| Challenge |
The data below should be restated word for word, with every picture omitted.
>> START
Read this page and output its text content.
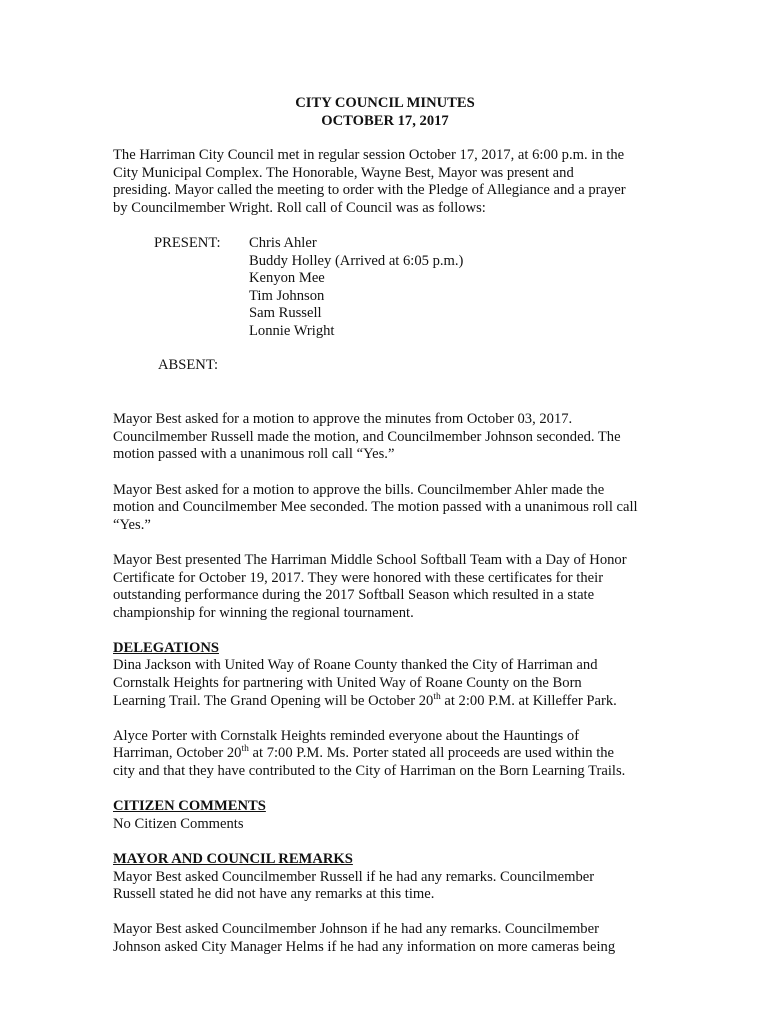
CITY COUNCIL MINUTES
OCTOBER 17, 2017
The Harriman City Council met in regular session October 17, 2017, at 6:00 p.m. in the
City Municipal Complex. The Honorable, Wayne Best, Mayor was present and
presiding. Mayor called the meeting to order with the Pledge of Allegiance and a prayer
by Councilmember Wright. Roll call of Council was as follows:
PRESENT: Chris Ahler
Buddy Holley (Arrived at 6:05 p.m.)
Kenyon Mee
Tim Johnson
Sam Russell
Lonnie Wright
ABSENT:
Mayor Best asked for a motion to approve the minutes from October 03, 2017.
Councilmember Russell made the motion, and Councilmember Johnson seconded. The
motion passed with a unanimous roll call “Yes.”
Mayor Best asked for a motion to approve the bills. Councilmember Ahler made the
motion and Councilmember Mee seconded. The motion passed with a unanimous roll call
“Yes.”
Mayor Best presented The Harriman Middle School Softball Team with a Day of Honor
Certificate for October 19, 2017. They were honored with these certificates for their
outstanding performance during the 2017 Softball Season which resulted in a state
championship for winning the regional tournament.
DELEGATIONS
Dina Jackson with United Way of Roane County thanked the City of Harriman and
Cornstalk Heights for partnering with United Way of Roane County on the Born
Learning Trail. The Grand Opening will be October 20th at 2:00 P.M. at Killeffer Park.
Alyce Porter with Cornstalk Heights reminded everyone about the Hauntings of
Harriman, October 20th at 7:00 P.M. Ms. Porter stated all proceeds are used within the
city and that they have contributed to the City of Harriman on the Born Learning Trails.
CITIZEN COMMENTS
No Citizen Comments
MAYOR AND COUNCIL REMARKS
Mayor Best asked Councilmember Russell if he had any remarks. Councilmember
Russell stated he did not have any remarks at this time.
Mayor Best asked Councilmember Johnson if he had any remarks. Councilmember
Johnson asked City Manager Helms if he had any information on more cameras being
>> END
| The answer |
Read this page and output its text content.
CITY COUNCIL MINUTES
OCTOBER 17, 2017
The Harriman City Council met in regular session October 17, 2017, at 6:00 p.m. in the
City Municipal Complex. The Honorable, Wayne Best, Mayor was present and
presiding. Mayor called the meeting to order with the Pledge of Allegiance and a prayer
by Councilmember Wright. Roll call of Council was as follows:
PRESENT: Chris Ahler
Buddy Holley (Arrived at 6:05 p.m.)
Kenyon Mee
Tim Johnson
Sam Russell
Lonnie Wright
ABSENT:
Mayor Best asked for a motion to approve the minutes from October 03, 2017.
Councilmember Russell made the motion, and Councilmember Johnson seconded. The
motion passed with a unanimous roll call “Yes.”
Mayor Best asked for a motion to approve the bills. Councilmember Ahler made the
motion and Councilmember Mee seconded. The motion passed with a unanimous roll call
“Yes.”
Mayor Best presented The Harriman Middle School Softball Team with a Day of Honor
Certificate for October 19, 2017. They were honored with these certificates for their
outstanding performance during the 2017 Softball Season which resulted in a state
championship for winning the regional tournament.
DELEGATIONS
Dina Jackson with United Way of Roane County thanked the City of Harriman and
Cornstalk Heights for partnering with United Way of Roane County on the Born
Learning Trail. The Grand Opening will be October 20th at 2:00 P.M. at Killeffer Park.
Alyce Porter with Cornstalk Heights reminded everyone about the Hauntings of
Harriman, October 20th at 7:00 P.M. Ms. Porter stated all proceeds are used within the
city and that they have contributed to the City of Harriman on the Born Learning Trails.
CITIZEN COMMENTS
No Citizen Comments
MAYOR AND COUNCIL REMARKS
Mayor Best asked Councilmember Russell if he had any remarks. Councilmember
Russell stated he did not have any remarks at this time.
Mayor Best asked Councilmember Johnson if he had any remarks. Councilmember
Johnson asked City Manager Helms if he had any information on more cameras being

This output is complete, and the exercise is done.